**Work instructions:** Exactly reproduce each entry, leaving out nothing.
** Start Record list **
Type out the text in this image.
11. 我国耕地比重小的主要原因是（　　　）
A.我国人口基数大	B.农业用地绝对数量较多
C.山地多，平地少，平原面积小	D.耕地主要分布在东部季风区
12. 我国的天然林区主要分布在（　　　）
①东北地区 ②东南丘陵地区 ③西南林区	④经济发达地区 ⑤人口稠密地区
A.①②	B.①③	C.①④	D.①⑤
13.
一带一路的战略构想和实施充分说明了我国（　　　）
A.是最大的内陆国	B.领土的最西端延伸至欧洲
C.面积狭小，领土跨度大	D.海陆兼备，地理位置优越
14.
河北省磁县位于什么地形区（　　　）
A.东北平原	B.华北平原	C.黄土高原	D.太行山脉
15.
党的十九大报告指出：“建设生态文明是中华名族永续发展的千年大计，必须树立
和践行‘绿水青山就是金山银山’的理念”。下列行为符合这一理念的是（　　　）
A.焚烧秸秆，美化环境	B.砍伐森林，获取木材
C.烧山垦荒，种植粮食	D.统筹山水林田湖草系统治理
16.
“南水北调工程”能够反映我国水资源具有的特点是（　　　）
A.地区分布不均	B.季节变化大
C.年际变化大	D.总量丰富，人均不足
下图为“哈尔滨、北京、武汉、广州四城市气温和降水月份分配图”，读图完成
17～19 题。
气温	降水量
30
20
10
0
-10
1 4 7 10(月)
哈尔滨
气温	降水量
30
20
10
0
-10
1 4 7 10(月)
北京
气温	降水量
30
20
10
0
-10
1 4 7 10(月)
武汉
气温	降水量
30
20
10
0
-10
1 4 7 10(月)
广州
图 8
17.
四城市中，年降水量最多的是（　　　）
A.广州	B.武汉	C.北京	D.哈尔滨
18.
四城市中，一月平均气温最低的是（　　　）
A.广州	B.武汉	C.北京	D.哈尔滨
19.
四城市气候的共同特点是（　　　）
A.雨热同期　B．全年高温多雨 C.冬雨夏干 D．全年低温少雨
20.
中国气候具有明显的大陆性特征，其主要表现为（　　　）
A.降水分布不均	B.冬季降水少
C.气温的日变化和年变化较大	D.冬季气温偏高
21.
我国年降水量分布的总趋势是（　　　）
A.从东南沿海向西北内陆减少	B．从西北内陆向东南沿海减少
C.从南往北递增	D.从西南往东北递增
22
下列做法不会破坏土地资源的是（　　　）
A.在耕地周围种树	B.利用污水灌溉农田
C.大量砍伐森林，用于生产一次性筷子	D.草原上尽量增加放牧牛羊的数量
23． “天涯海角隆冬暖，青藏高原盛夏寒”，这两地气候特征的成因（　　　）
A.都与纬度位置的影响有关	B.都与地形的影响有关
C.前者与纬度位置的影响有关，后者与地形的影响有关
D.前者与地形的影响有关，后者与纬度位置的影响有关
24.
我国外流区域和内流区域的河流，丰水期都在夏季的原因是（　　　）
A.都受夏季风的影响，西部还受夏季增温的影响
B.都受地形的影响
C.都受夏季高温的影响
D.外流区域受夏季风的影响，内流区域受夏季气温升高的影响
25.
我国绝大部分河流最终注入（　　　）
** End Record list **
**Solution to this exercise:**
Type out the text in this image.
11. 我国耕地比重小的主要原因是（　　　）
A.我国人口基数大	B.农业用地绝对数量较多
C.山地多，平地少，平原面积小	D.耕地主要分布在东部季风区
12. 我国的天然林区主要分布在（　　　）
①东北地区 ②东南丘陵地区 ③西南林区	④经济发达地区 ⑤人口稠密地区
A.①②	B.①③	C.①④	D.①⑤
13.
一带一路的战略构想和实施充分说明了我国（　　　）
A.是最大的内陆国	B.领土的最西端延伸至欧洲
C.面积狭小，领土跨度大	D.海陆兼备，地理位置优越
14.
河北省磁县位于什么地形区（　　　）
A.东北平原	B.华北平原	C.黄土高原	D.太行山脉
15.
党的十九大报告指出：“建设生态文明是中华名族永续发展的千年大计，必须树立
和践行‘绿水青山就是金山银山’的理念”。下列行为符合这一理念的是（　　　）
A.焚烧秸秆，美化环境	B.砍伐森林，获取木材
C.烧山垦荒，种植粮食	D.统筹山水林田湖草系统治理
16.
“南水北调工程”能够反映我国水资源具有的特点是（　　　）
A.地区分布不均	B.季节变化大
C.年际变化大	D.总量丰富，人均不足
下图为“哈尔滨、北京、武汉、广州四城市气温和降水月份分配图”，读图完成
17～19 题。
气温	降水量
30
20
10
0
-10
1 4 7 10(月)
哈尔滨
气温	降水量
30
20
10
0
-10
1 4 7 10(月)
北京
气温	降水量
30
20
10
0
-10
1 4 7 10(月)
武汉
气温	降水量
30
20
10
0
-10
1 4 7 10(月)
广州
图 8
17.
四城市中，年降水量最多的是（　　　）
A.广州	B.武汉	C.北京	D.哈尔滨
18.
四城市中，一月平均气温最低的是（　　　）
A.广州	B.武汉	C.北京	D.哈尔滨
19.
四城市气候的共同特点是（　　　）
A.雨热同期　B．全年高温多雨 C.冬雨夏干 D．全年低温少雨
20.
中国气候具有明显的大陆性特征，其主要表现为（　　　）
A.降水分布不均	B.冬季降水少
C.气温的日变化和年变化较大	D.冬季气温偏高
21.
我国年降水量分布的总趋势是（　　　）
A.从东南沿海向西北内陆减少	B．从西北内陆向东南沿海减少
C.从南往北递增	D.从西南往东北递增
22
下列做法不会破坏土地资源的是（　　　）
A.在耕地周围种树	B.利用污水灌溉农田
C.大量砍伐森林，用于生产一次性筷子	D.草原上尽量增加放牧牛羊的数量
23． “天涯海角隆冬暖，青藏高原盛夏寒”，这两地气候特征的成因（　　　）
A.都与纬度位置的影响有关	B.都与地形的影响有关
C.前者与纬度位置的影响有关，后者与地形的影响有关
D.前者与地形的影响有关，后者与纬度位置的影响有关
24.
我国外流区域和内流区域的河流，丰水期都在夏季的原因是（　　　）
A.都受夏季风的影响，西部还受夏季增温的影响
B.都受地形的影响
C.都受夏季高温的影响
D.外流区域受夏季风的影响，内流区域受夏季气温升高的影响
25.
我国绝大部分河流最终注入（　　　）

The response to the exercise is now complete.